Entries taken from a collection:

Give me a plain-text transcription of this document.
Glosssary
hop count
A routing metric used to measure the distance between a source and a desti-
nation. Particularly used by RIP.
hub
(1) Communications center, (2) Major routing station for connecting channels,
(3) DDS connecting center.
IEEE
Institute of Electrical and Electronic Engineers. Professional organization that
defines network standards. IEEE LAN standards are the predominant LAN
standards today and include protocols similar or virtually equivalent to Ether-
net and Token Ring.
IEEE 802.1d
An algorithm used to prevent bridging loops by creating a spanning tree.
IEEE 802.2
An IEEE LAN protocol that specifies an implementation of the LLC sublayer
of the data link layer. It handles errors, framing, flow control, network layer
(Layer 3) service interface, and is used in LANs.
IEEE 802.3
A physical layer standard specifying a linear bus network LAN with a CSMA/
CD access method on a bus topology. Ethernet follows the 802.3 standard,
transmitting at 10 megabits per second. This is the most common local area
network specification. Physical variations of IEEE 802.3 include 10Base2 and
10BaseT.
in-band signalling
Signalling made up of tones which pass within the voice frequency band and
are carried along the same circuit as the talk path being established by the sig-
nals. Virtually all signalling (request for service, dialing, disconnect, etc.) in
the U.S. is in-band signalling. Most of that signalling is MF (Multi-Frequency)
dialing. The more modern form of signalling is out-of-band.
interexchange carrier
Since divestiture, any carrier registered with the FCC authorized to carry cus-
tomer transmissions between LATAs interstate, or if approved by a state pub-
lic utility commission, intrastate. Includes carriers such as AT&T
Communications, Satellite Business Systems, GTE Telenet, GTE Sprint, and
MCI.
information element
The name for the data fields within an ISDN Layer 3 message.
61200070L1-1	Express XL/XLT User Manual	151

Written problem:
Retype all of the material, keeping each line exact.

Reply:
Give me a plain-text transcription of this document.
Glosssary
hop count
A routing metric used to measure the distance between a source and a desti-
nation. Particularly used by RIP.
hub
(1) Communications center, (2) Major routing station for connecting channels,
(3) DDS connecting center.
IEEE
Institute of Electrical and Electronic Engineers. Professional organization that
defines network standards. IEEE LAN standards are the predominant LAN
standards today and include protocols similar or virtually equivalent to Ether-
net and Token Ring.
IEEE 802.1d
An algorithm used to prevent bridging loops by creating a spanning tree.
IEEE 802.2
An IEEE LAN protocol that specifies an implementation of the LLC sublayer
of the data link layer. It handles errors, framing, flow control, network layer
(Layer 3) service interface, and is used in LANs.
IEEE 802.3
A physical layer standard specifying a linear bus network LAN with a CSMA/
CD access method on a bus topology. Ethernet follows the 802.3 standard,
transmitting at 10 megabits per second. This is the most common local area
network specification. Physical variations of IEEE 802.3 include 10Base2 and
10BaseT.
in-band signalling
Signalling made up of tones which pass within the voice frequency band and
are carried along the same circuit as the talk path being established by the sig-
nals. Virtually all signalling (request for service, dialing, disconnect, etc.) in
the U.S. is in-band signalling. Most of that signalling is MF (Multi-Frequency)
dialing. The more modern form of signalling is out-of-band.
interexchange carrier
Since divestiture, any carrier registered with the FCC authorized to carry cus-
tomer transmissions between LATAs interstate, or if approved by a state pub-
lic utility commission, intrastate. Includes carriers such as AT&T
Communications, Satellite Business Systems, GTE Telenet, GTE Sprint, and
MCI.
information element
The name for the data fields within an ISDN Layer 3 message.
61200070L1-1	Express XL/XLT User Manual	151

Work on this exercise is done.